Given data:

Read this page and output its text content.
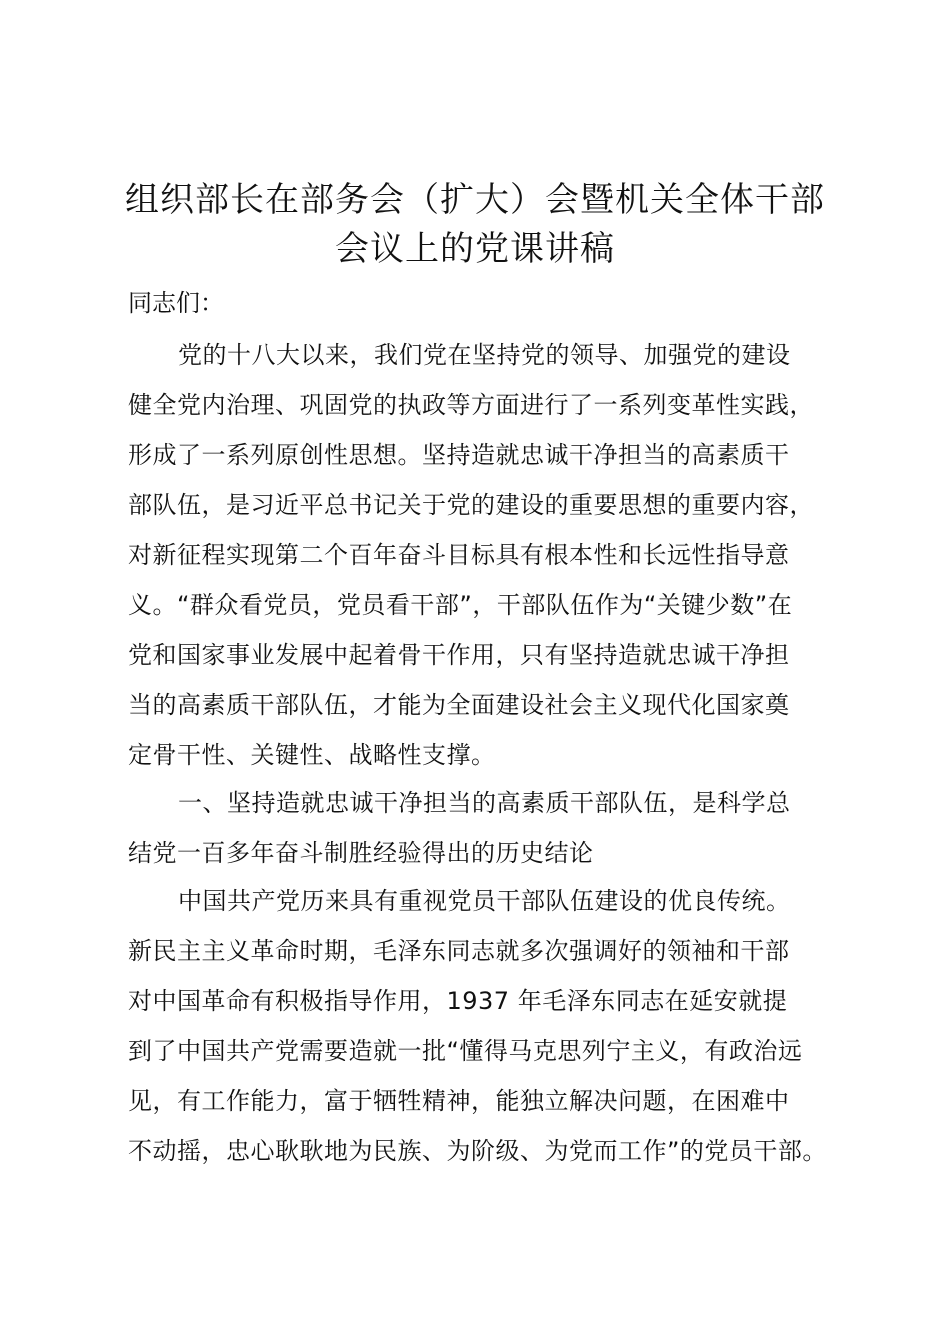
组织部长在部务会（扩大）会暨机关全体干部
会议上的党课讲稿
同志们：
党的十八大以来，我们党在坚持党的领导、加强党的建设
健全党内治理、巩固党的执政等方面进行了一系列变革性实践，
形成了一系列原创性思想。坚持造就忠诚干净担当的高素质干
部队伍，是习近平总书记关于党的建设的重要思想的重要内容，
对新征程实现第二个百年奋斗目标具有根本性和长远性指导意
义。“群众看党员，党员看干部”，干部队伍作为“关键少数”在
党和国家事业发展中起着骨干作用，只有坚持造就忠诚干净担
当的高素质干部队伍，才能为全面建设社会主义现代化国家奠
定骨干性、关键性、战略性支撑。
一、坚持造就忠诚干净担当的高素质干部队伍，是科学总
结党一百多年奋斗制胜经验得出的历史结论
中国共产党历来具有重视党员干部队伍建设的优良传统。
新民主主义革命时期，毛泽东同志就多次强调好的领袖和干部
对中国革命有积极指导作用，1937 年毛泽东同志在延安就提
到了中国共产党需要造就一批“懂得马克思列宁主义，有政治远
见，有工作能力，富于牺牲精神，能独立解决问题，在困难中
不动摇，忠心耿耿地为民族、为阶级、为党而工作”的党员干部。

Work to do:
In the copy, include all records verbatim but no images.

Answer in full:
Read this page and output its text content.
组织部长在部务会（扩大）会暨机关全体干部
会议上的党课讲稿
同志们：
党的十八大以来，我们党在坚持党的领导、加强党的建设
健全党内治理、巩固党的执政等方面进行了一系列变革性实践，
形成了一系列原创性思想。坚持造就忠诚干净担当的高素质干
部队伍，是习近平总书记关于党的建设的重要思想的重要内容，
对新征程实现第二个百年奋斗目标具有根本性和长远性指导意
义。“群众看党员，党员看干部”，干部队伍作为“关键少数”在
党和国家事业发展中起着骨干作用，只有坚持造就忠诚干净担
当的高素质干部队伍，才能为全面建设社会主义现代化国家奠
定骨干性、关键性、战略性支撑。
一、坚持造就忠诚干净担当的高素质干部队伍，是科学总
结党一百多年奋斗制胜经验得出的历史结论
中国共产党历来具有重视党员干部队伍建设的优良传统。
新民主主义革命时期，毛泽东同志就多次强调好的领袖和干部
对中国革命有积极指导作用，1937 年毛泽东同志在延安就提
到了中国共产党需要造就一批“懂得马克思列宁主义，有政治远
见，有工作能力，富于牺牲精神，能独立解决问题，在困难中
不动摇，忠心耿耿地为民族、为阶级、为党而工作”的党员干部。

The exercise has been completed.